## Exercise prompt
Please repeat the rows below verbatim, from the line with "Find all labels, buttons, inputs, and" to the line with "blurred-logo-background xyxy=(381,387,1001,587)", including both of those lines.

## Rows from a layout dataset
........

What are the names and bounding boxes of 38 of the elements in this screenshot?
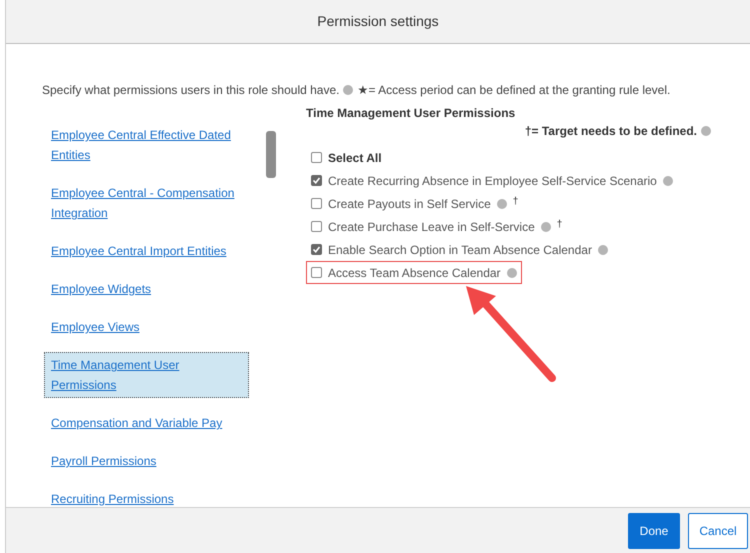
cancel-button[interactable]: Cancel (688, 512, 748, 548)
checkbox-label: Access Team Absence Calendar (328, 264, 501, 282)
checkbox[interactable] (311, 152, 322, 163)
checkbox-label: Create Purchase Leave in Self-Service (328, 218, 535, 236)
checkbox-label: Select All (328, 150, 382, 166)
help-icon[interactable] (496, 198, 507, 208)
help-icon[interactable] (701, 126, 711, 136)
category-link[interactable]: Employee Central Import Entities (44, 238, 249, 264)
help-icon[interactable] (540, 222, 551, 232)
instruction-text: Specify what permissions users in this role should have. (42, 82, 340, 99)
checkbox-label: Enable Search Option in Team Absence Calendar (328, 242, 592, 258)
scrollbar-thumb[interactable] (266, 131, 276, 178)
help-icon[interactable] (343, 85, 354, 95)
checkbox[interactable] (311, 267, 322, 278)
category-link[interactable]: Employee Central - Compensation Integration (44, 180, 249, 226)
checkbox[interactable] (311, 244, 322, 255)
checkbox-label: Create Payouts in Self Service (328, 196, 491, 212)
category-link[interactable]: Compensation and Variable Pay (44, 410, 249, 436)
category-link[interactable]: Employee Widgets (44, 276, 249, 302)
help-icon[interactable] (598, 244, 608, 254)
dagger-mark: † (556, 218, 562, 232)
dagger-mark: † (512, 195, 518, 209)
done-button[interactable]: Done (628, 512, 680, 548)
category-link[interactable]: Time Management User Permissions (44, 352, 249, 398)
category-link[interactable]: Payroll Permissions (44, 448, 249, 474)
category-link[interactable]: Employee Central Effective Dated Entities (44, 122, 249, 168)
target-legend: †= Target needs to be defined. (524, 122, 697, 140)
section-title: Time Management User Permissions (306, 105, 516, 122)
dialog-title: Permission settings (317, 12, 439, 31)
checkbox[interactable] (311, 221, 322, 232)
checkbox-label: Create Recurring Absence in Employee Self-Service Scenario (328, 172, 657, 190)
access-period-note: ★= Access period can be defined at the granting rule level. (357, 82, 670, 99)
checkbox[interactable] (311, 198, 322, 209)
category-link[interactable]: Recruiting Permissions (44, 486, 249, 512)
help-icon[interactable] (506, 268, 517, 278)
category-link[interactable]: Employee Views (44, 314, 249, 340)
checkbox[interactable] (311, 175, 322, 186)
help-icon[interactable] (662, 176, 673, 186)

........

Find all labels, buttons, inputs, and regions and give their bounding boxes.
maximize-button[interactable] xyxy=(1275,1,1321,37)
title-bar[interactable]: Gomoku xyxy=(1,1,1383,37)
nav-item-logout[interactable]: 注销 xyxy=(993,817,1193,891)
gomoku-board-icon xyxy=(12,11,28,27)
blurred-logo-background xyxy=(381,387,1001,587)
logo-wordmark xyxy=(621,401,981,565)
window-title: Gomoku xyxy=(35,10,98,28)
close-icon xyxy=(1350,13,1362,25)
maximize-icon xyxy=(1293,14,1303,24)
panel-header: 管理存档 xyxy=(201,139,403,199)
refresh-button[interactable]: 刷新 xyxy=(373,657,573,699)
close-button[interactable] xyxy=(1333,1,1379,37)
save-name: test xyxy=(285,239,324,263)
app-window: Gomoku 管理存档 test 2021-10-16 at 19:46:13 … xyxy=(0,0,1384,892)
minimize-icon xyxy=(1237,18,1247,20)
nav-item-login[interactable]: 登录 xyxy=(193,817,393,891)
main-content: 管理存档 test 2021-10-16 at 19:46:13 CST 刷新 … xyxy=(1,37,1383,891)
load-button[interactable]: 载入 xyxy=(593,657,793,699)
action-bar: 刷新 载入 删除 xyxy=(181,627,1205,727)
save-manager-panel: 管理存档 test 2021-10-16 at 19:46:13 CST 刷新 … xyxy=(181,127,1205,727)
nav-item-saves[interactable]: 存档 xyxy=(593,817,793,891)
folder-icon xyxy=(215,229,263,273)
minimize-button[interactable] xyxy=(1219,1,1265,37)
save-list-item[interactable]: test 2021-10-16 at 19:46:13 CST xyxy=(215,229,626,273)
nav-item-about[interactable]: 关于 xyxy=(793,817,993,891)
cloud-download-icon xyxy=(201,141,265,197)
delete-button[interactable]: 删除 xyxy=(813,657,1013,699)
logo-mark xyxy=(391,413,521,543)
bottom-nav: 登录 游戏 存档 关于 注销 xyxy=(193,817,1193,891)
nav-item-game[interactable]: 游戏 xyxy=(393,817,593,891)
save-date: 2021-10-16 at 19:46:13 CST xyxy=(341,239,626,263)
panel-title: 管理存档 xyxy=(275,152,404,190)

........

## Reply to the task
Find all labels, buttons, inputs, and regions and give their bounding boxes.
maximize-button[interactable] xyxy=(1275,1,1321,37)
title-bar[interactable]: Gomoku xyxy=(1,1,1383,37)
nav-item-logout[interactable]: 注销 xyxy=(993,817,1193,891)
gomoku-board-icon xyxy=(12,11,28,27)
blurred-logo-background xyxy=(381,387,1001,587)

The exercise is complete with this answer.